• [What the exercise asks]:
Reproduce the records below exactly as given.

-- begin Stored rows --

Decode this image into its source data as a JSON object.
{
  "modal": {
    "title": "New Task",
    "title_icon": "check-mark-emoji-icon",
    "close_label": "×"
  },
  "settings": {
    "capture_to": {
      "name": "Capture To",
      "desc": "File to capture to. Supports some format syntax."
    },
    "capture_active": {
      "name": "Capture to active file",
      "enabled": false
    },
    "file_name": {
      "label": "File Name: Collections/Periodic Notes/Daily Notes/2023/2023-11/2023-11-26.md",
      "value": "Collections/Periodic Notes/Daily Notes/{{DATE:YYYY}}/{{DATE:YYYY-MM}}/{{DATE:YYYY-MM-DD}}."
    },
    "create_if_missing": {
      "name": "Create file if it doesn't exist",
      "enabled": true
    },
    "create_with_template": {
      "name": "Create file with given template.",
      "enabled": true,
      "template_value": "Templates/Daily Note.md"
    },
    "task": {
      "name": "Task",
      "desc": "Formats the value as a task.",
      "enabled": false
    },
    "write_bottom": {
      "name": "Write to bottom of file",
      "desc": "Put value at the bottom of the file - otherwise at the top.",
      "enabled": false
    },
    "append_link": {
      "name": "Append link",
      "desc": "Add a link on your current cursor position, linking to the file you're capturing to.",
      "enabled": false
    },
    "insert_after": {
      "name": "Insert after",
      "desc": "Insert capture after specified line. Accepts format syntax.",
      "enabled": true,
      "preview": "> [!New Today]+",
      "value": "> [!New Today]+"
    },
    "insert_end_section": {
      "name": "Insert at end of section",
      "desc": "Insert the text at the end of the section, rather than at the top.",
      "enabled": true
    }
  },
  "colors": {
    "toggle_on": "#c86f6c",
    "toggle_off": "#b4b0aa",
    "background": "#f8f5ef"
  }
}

-- end Stored rows --

• [Result of this task]:
Decode this image into its source data as a JSON object.
{
  "modal": {
    "title": "New Task",
    "title_icon": "check-mark-emoji-icon",
    "close_label": "×"
  },
  "settings": {
    "capture_to": {
      "name": "Capture To",
      "desc": "File to capture to. Supports some format syntax."
    },
    "capture_active": {
      "name": "Capture to active file",
      "enabled": false
    },
    "file_name": {
      "label": "File Name: Collections/Periodic Notes/Daily Notes/2023/2023-11/2023-11-26.md",
      "value": "Collections/Periodic Notes/Daily Notes/{{DATE:YYYY}}/{{DATE:YYYY-MM}}/{{DATE:YYYY-MM-DD}}."
    },
    "create_if_missing": {
      "name": "Create file if it doesn't exist",
      "enabled": true
    },
    "create_with_template": {
      "name": "Create file with given template.",
      "enabled": true,
      "template_value": "Templates/Daily Note.md"
    },
    "task": {
      "name": "Task",
      "desc": "Formats the value as a task.",
      "enabled": false
    },
    "write_bottom": {
      "name": "Write to bottom of file",
      "desc": "Put value at the bottom of the file - otherwise at the top.",
      "enabled": false
    },
    "append_link": {
      "name": "Append link",
      "desc": "Add a link on your current cursor position, linking to the file you're capturing to.",
      "enabled": false
    },
    "insert_after": {
      "name": "Insert after",
      "desc": "Insert capture after specified line. Accepts format syntax.",
      "enabled": true,
      "preview": "> [!New Today]+",
      "value": "> [!New Today]+"
    },
    "insert_end_section": {
      "name": "Insert at end of section",
      "desc": "Insert the text at the end of the section, rather than at the top.",
      "enabled": true
    }
  },
  "colors": {
    "toggle_on": "#c86f6c",
    "toggle_off": "#b4b0aa",
    "background": "#f8f5ef"
  }
}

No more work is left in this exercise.